* START Data provided *

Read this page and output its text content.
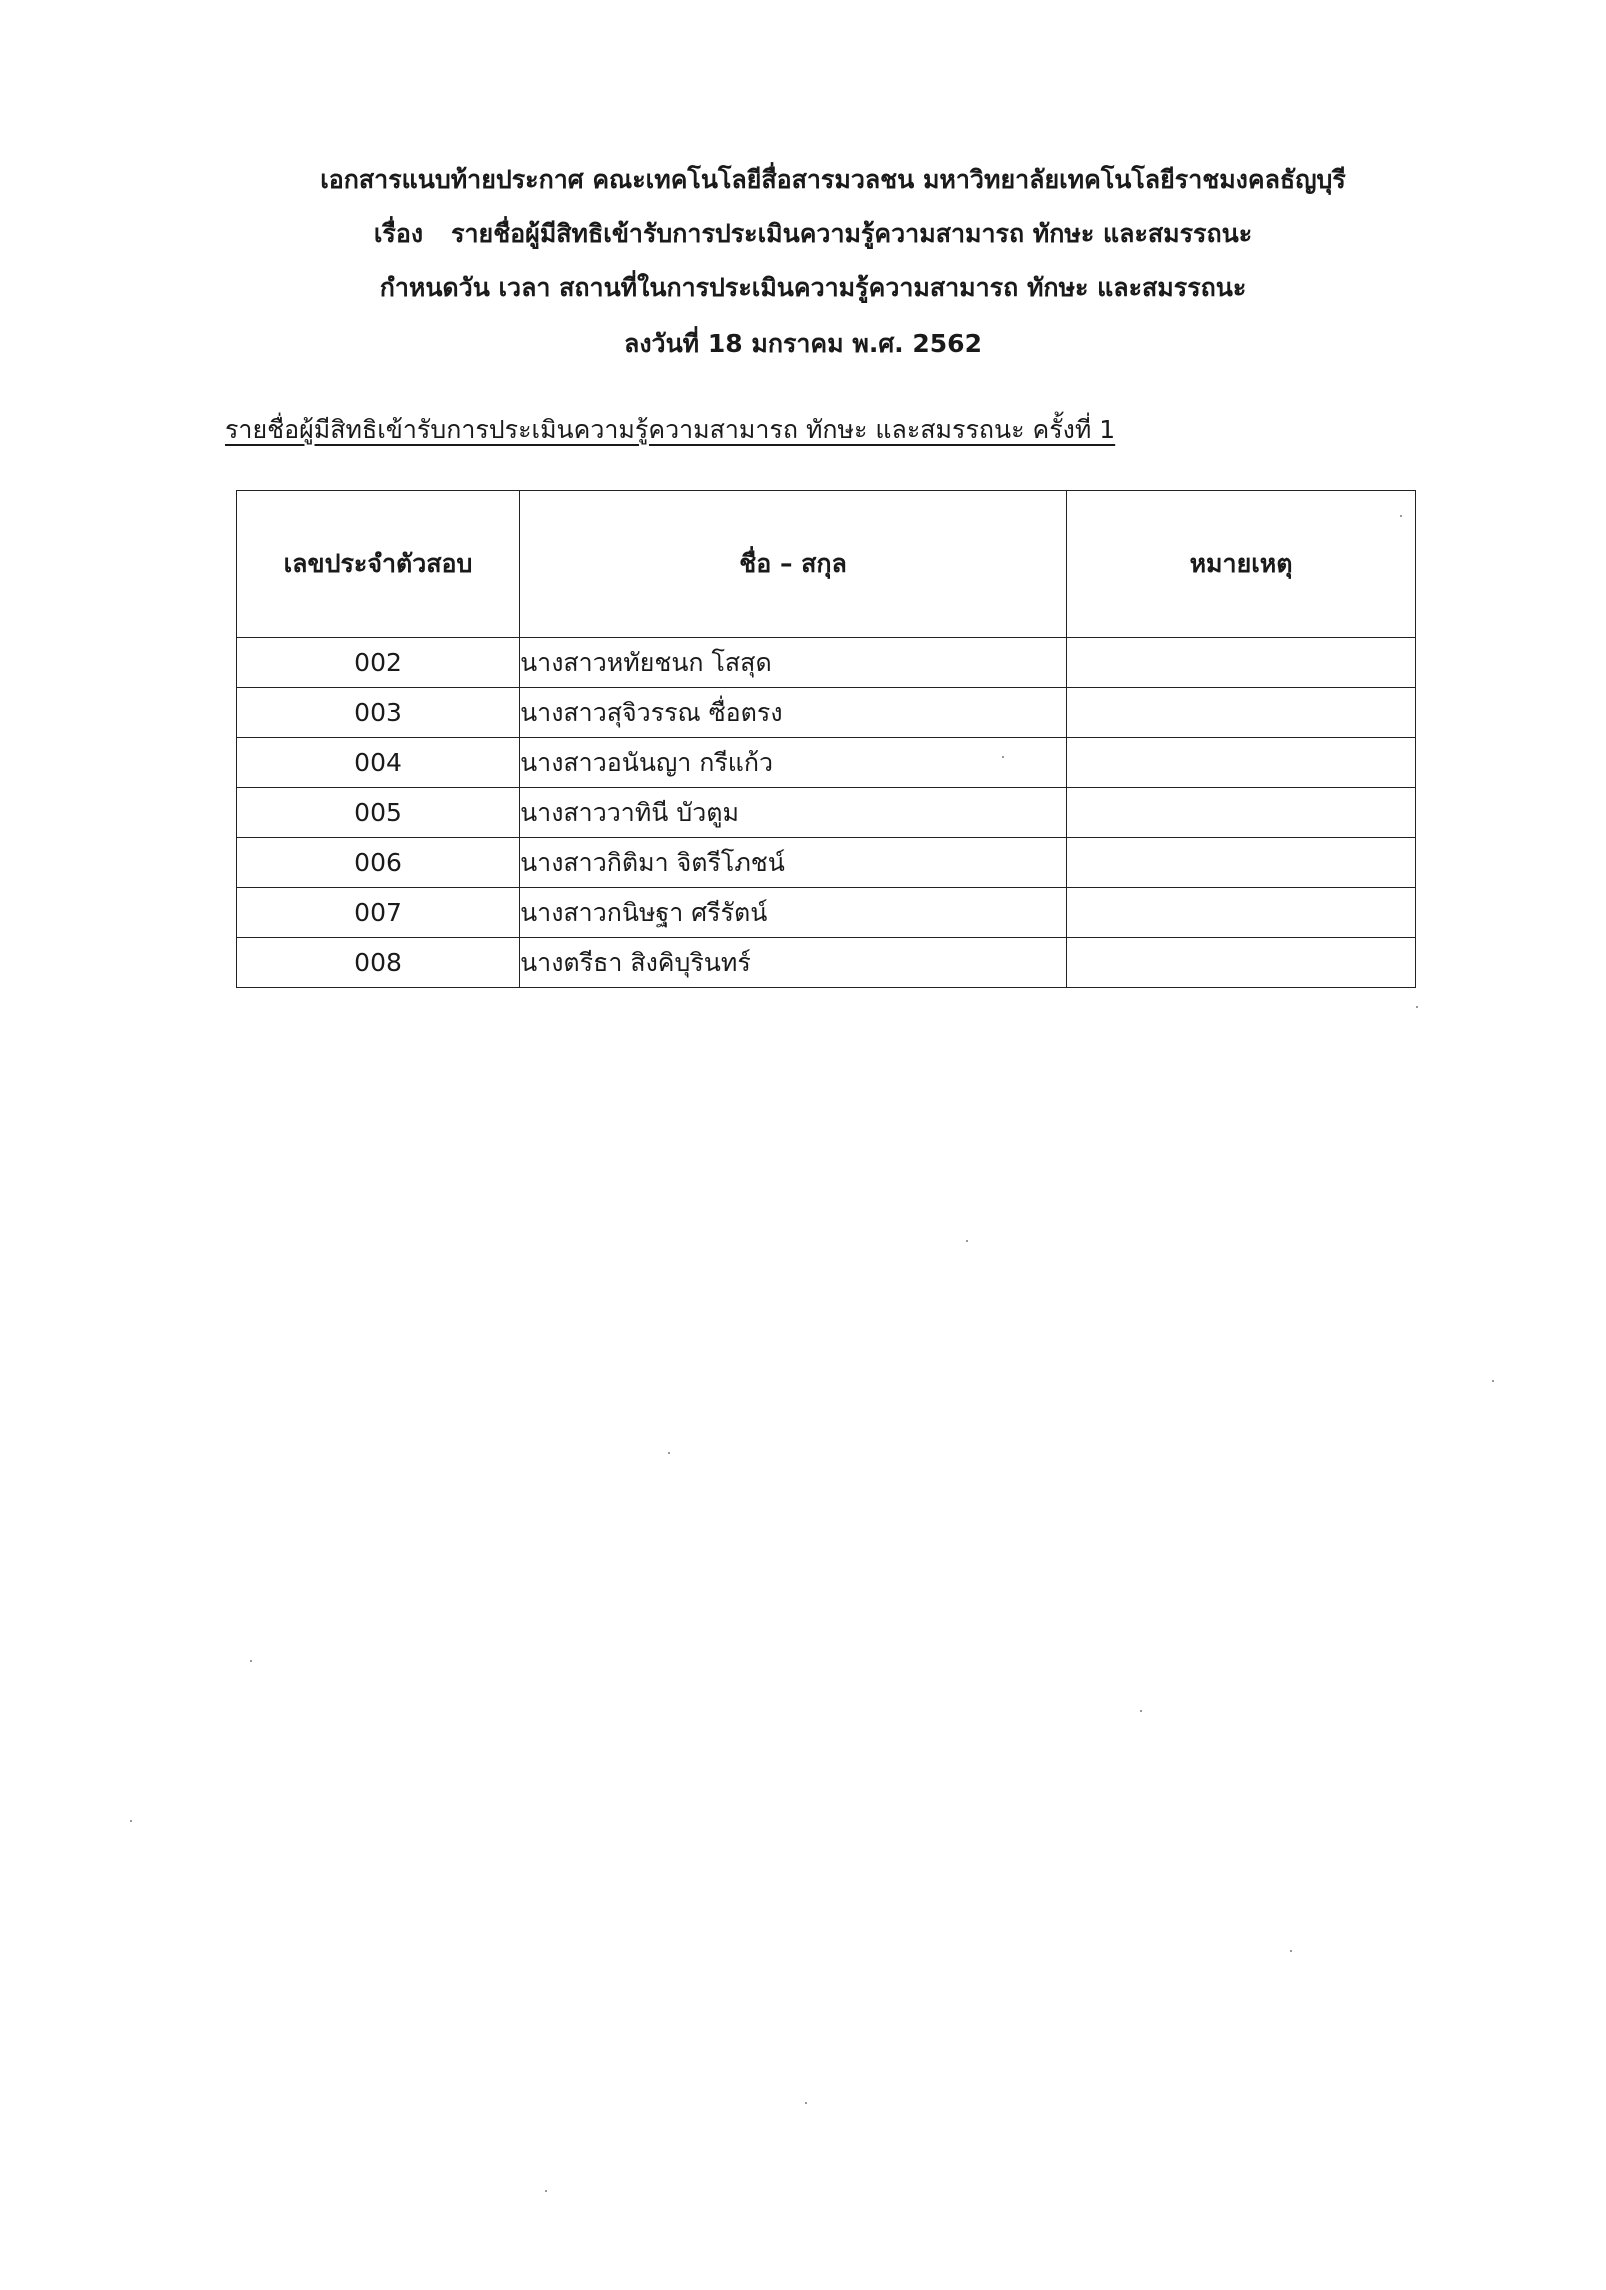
เอกสารแนบท้ายประกาศ คณะเทคโนโลยีสื่อสารมวลชน มหาวิทยาลัยเทคโนโลยีราชมงคลธัญบุรี
เรื่อง รายชื่อผู้มีสิทธิเข้ารับการประเมินความรู้ความสามารถ ทักษะ และสมรรถนะ
กำหนดวัน เวลา สถานที่ในการประเมินความรู้ความสามารถ ทักษะ และสมรรถนะ
ลงวันที่ 18 มกราคม พ.ศ. 2562
รายชื่อผู้มีสิทธิเข้ารับการประเมินความรู้ความสามารถ ทักษะ และสมรรถนะ ครั้งที่ 1
เลขประจำตัวสอบ	ชื่อ – สกุล	หมายเหตุ
002	นางสาวหทัยชนก โสสุด	
003	นางสาวสุจิวรรณ ซื่อตรง	
004	นางสาวอนันญา กรีแก้ว	
005	นางสาววาทินี บัวตูม	
006	นางสาวกิติมา จิตรีโภชน์	
007	นางสาวกนิษฐา ศรีรัตน์	
008	นางตรีธา สิงคิบุรินทร์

* END Data provided *

## Short exercise
Going through the entries above, tally each line that has the word "และสมรรถนะ". Answer with the number only.

## The response
3